AIM: Write out the data below exactly as given, without any of its pictures.

>> START AVAILABLE RECORDS

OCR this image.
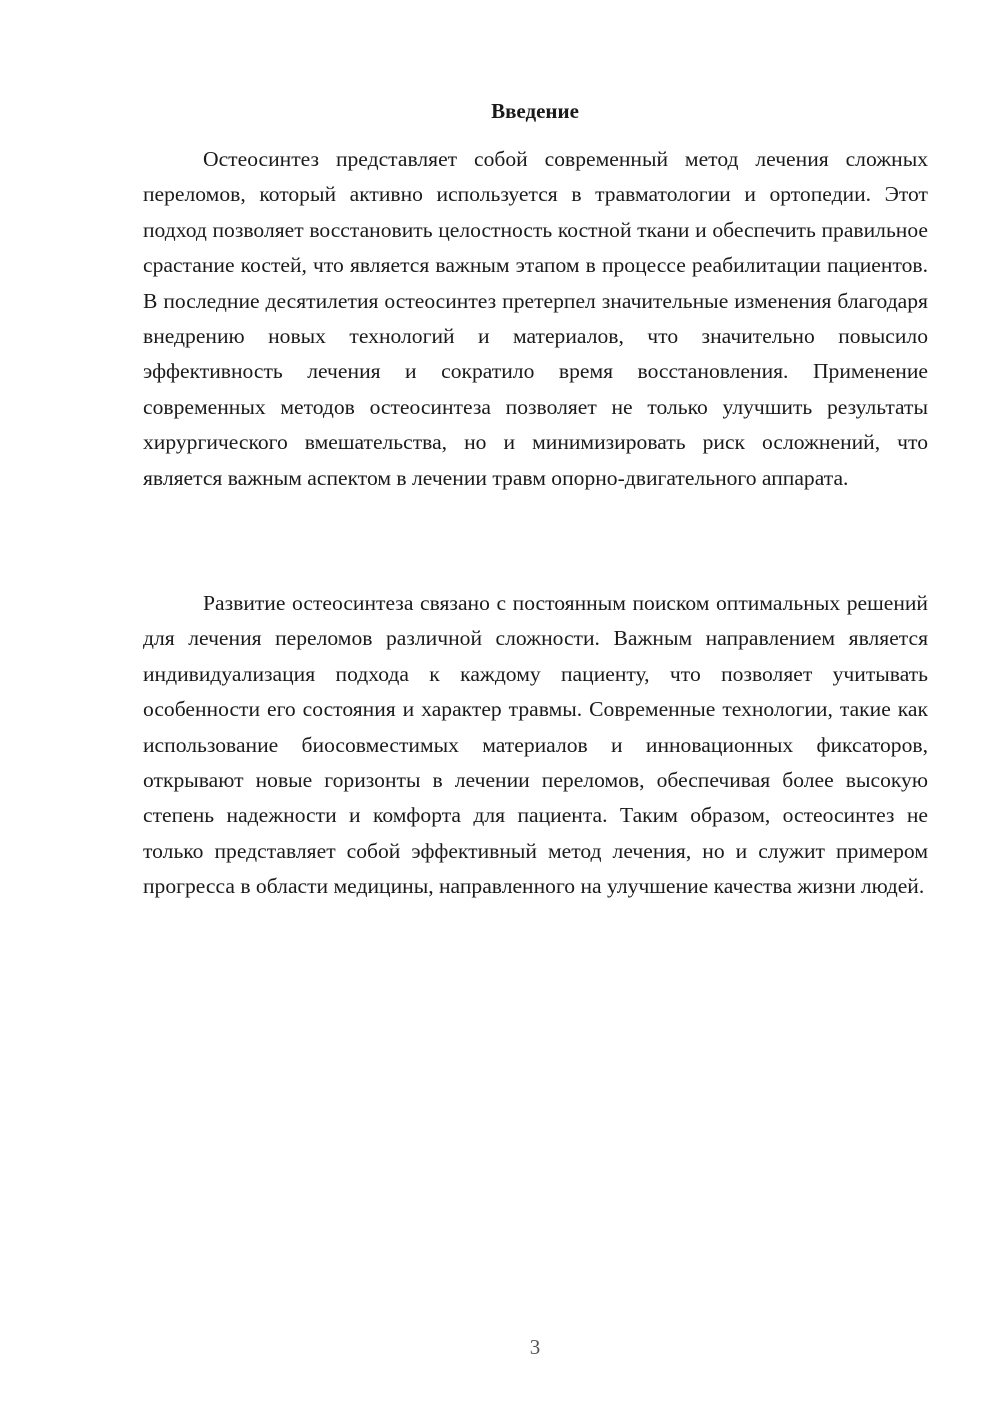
Введение

Остеосинтез представляет собой современный метод лечения сложных переломов, который активно используется в травматологии и ортопедии. Этот подход позволяет восстановить целостность костной ткани и обеспечить правильное срастание костей, что является важным этапом в процессе реабилитации пациентов. В последние десятилетия остеосинтез претерпел значительные изменения благодаря внедрению новых технологий и материалов, что значительно повысило эффективность лечения и сократило время восстановления. Применение современных методов остеосинтеза позволяет не только улучшить результаты хирургического вмешательства, но и минимизировать риск осложнений, что является важным аспектом в лечении травм опорно-двигательного аппарата.

Развитие остеосинтеза связано с постоянным поиском оптимальных решений для лечения переломов различной сложности. Важным направлением является индивидуализация подхода к каждому пациенту, что позволяет учитывать особенности его состояния и характер травмы. Современные технологии, такие как использование биосовместимых материалов и инновационных фиксаторов, открывают новые горизонты в лечении переломов, обеспечивая более высокую степень надежности и комфорта для пациента. Таким образом, остеосинтез не только представляет собой эффективный метод лечения, но и служит примером прогресса в области медицины, направленного на улучшение качества жизни людей.

3
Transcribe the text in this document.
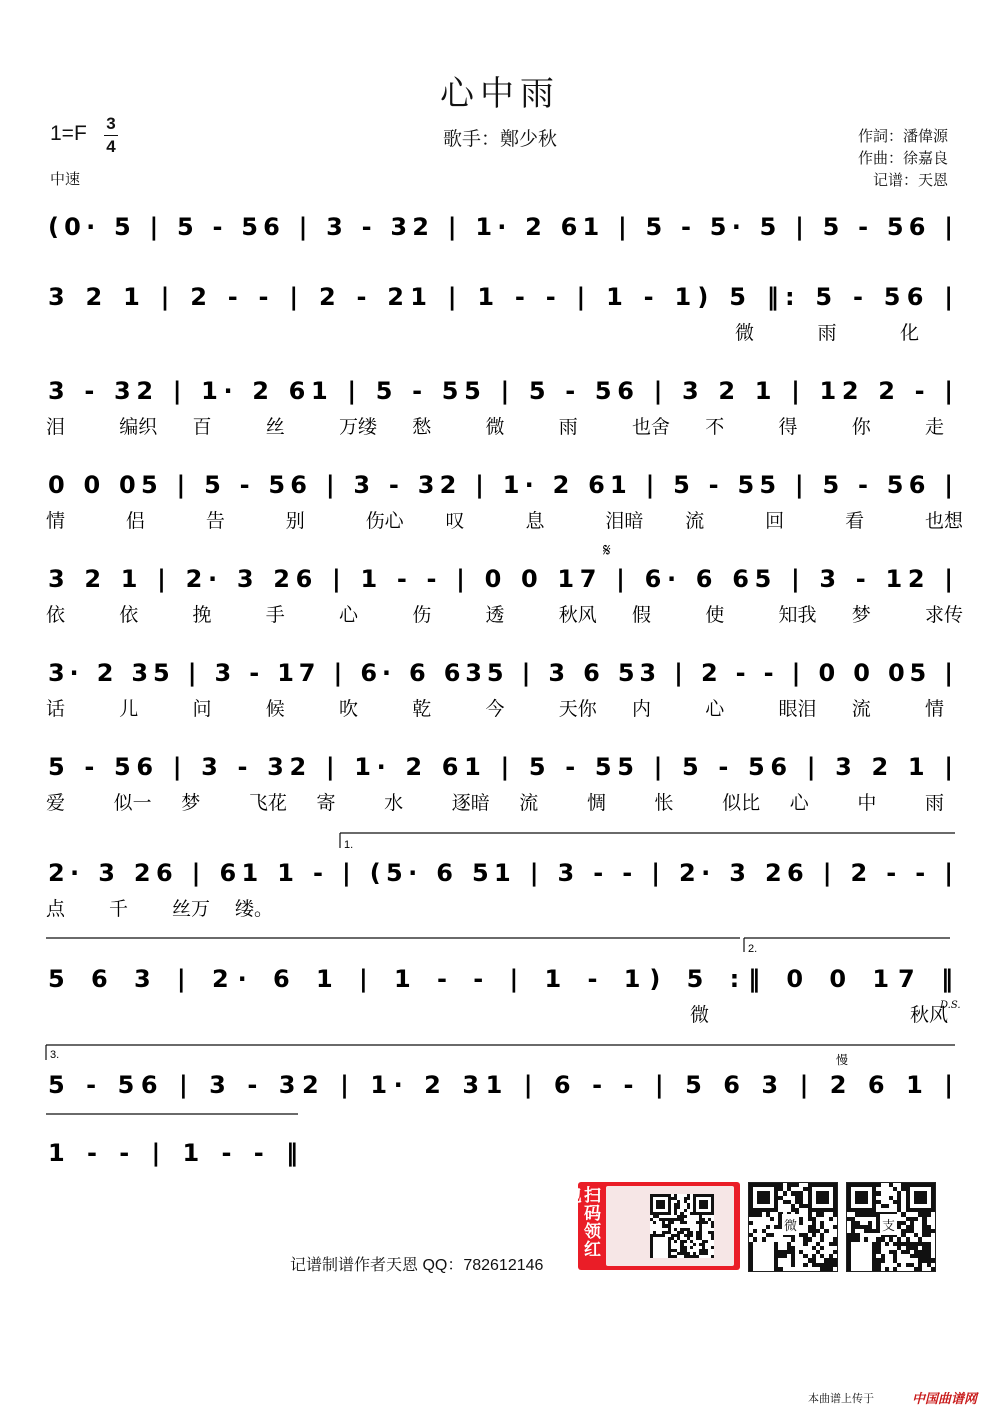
心中雨
1=F 3
4
中速
歌手：鄭少秋	作詞：潘偉源
作曲：徐嘉良
记谱：天恩
(0· 5 | 5 - 56 | 3 - 32 | 1· 2 61 | 5 - 5· 5 | 5 - 56 |
3 2 1 | 2 - - | 2 - 21 | 1 - - | 1 - 1) 5 ‖: 5 - 56 |
微	雨	化
3 - 32 | 1· 2 61 | 5 - 55 | 5 - 56 | 3 2 1 | 12 2 - |
泪	编织 百	丝	万缕 愁	微	雨	也舍 不	得	你	走
0 0 05 | 5 - 56 | 3 - 32 | 1· 2 61 | 5 - 55 | 5 - 56 |
情	侣	告	别	伤心 叹	息	泪暗 流	回	看	也想
3 2 1 | 2· 3 26 | 1 - - | 0 0 17 | 6· 6 65 | 3 - 12 |
依	依	挽	手	心	伤	透	秋风 假	使	知我 梦	求传
3· 2 35 | 3 - 17 | 6· 6 635 | 3 6 53 | 2 - - | 0 0 05 |
话	儿	问	候	吹	乾	今	天你 内	心	眼泪 流	情
5 - 56 | 3 - 32 | 1· 2 61 | 5 - 55 | 5 - 56 | 3 2 1 |
爱	似一 梦	飞花 寄	水	逐暗 流	惆	怅	似比 心	中	雨
2· 3 26 | 61 1 - | (5· 6 51 | 3 - - | 2· 3 26 | 2 - - |
点 千 丝万 缕。
5 6 3 | 2· 6 1 | 1 - - | 1 - 1) 5 :‖ 0 0 17 ‖
微	秋风
5 - 56 | 3 - 32 | 1· 2 31 | 6 - - | 5 6 3 | 2 6 1 |
1 - - | 1 - - ‖
1.
2.
3.
𝄋
D.S.
慢
扫码领红包
微	支
记谱制谱作者天恩 QQ：782612146
本曲谱上传于	中国曲谱网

>> END AVAILABLE RECORDS

RESPONSE TO THIS EXERCISE:
OCR this image.
Введение

Остеосинтез представляет собой современный метод лечения сложных переломов, который активно используется в травматологии и ортопедии. Этот подход позволяет восстановить целостность костной ткани и обеспечить правильное срастание костей, что является важным этапом в процессе реабилитации пациентов. В последние десятилетия остеосинтез претерпел значительные изменения благодаря внедрению новых технологий и материалов, что значительно повысило эффективность лечения и сократило время восстановления. Применение современных методов остеосинтеза позволяет не только улучшить результаты хирургического вмешательства, но и минимизировать риск осложнений, что является важным аспектом в лечении травм опорно-двигательного аппарата.

Развитие остеосинтеза связано с постоянным поиском оптимальных решений для лечения переломов различной сложности. Важным направлением является индивидуализация подхода к каждому пациенту, что позволяет учитывать особенности его состояния и характер травмы. Современные технологии, такие как использование биосовместимых материалов и инновационных фиксаторов, открывают новые горизонты в лечении переломов, обеспечивая более высокую степень надежности и комфорта для пациента. Таким образом, остеосинтез не только представляет собой эффективный метод лечения, но и служит примером прогресса в области медицины, направленного на улучшение качества жизни людей.

3
Transcribe the text in this document.
心中雨
1=F 3
4
中速
歌手：鄭少秋	作詞：潘偉源
作曲：徐嘉良
记谱：天恩
(0· 5 | 5 - 56 | 3 - 32 | 1· 2 61 | 5 - 5· 5 | 5 - 56 |
3 2 1 | 2 - - | 2 - 21 | 1 - - | 1 - 1) 5 ‖: 5 - 56 |
微	雨	化
3 - 32 | 1· 2 61 | 5 - 55 | 5 - 56 | 3 2 1 | 12 2 - |
泪	编织 百	丝	万缕 愁	微	雨	也舍 不	得	你	走
0 0 05 | 5 - 56 | 3 - 32 | 1· 2 61 | 5 - 55 | 5 - 56 |
情	侣	告	别	伤心 叹	息	泪暗 流	回	看	也想
3 2 1 | 2· 3 26 | 1 - - | 0 0 17 | 6· 6 65 | 3 - 12 |
依	依	挽	手	心	伤	透	秋风 假	使	知我 梦	求传
3· 2 35 | 3 - 17 | 6· 6 635 | 3 6 53 | 2 - - | 0 0 05 |
话	儿	问	候	吹	乾	今	天你 内	心	眼泪 流	情
5 - 56 | 3 - 32 | 1· 2 61 | 5 - 55 | 5 - 56 | 3 2 1 |
爱	似一 梦	飞花 寄	水	逐暗 流	惆	怅	似比 心	中	雨
2· 3 26 | 61 1 - | (5· 6 51 | 3 - - | 2· 3 26 | 2 - - |
点 千 丝万 缕。
5 6 3 | 2· 6 1 | 1 - - | 1 - 1) 5 :‖ 0 0 17 ‖
微	秋风
5 - 56 | 3 - 32 | 1· 2 31 | 6 - - | 5 6 3 | 2 6 1 |
1 - - | 1 - - ‖
1.
2.
3.
𝄋
D.S.
慢
扫码领红包
微	支
记谱制谱作者天恩 QQ：782612146
本曲谱上传于	中国曲谱网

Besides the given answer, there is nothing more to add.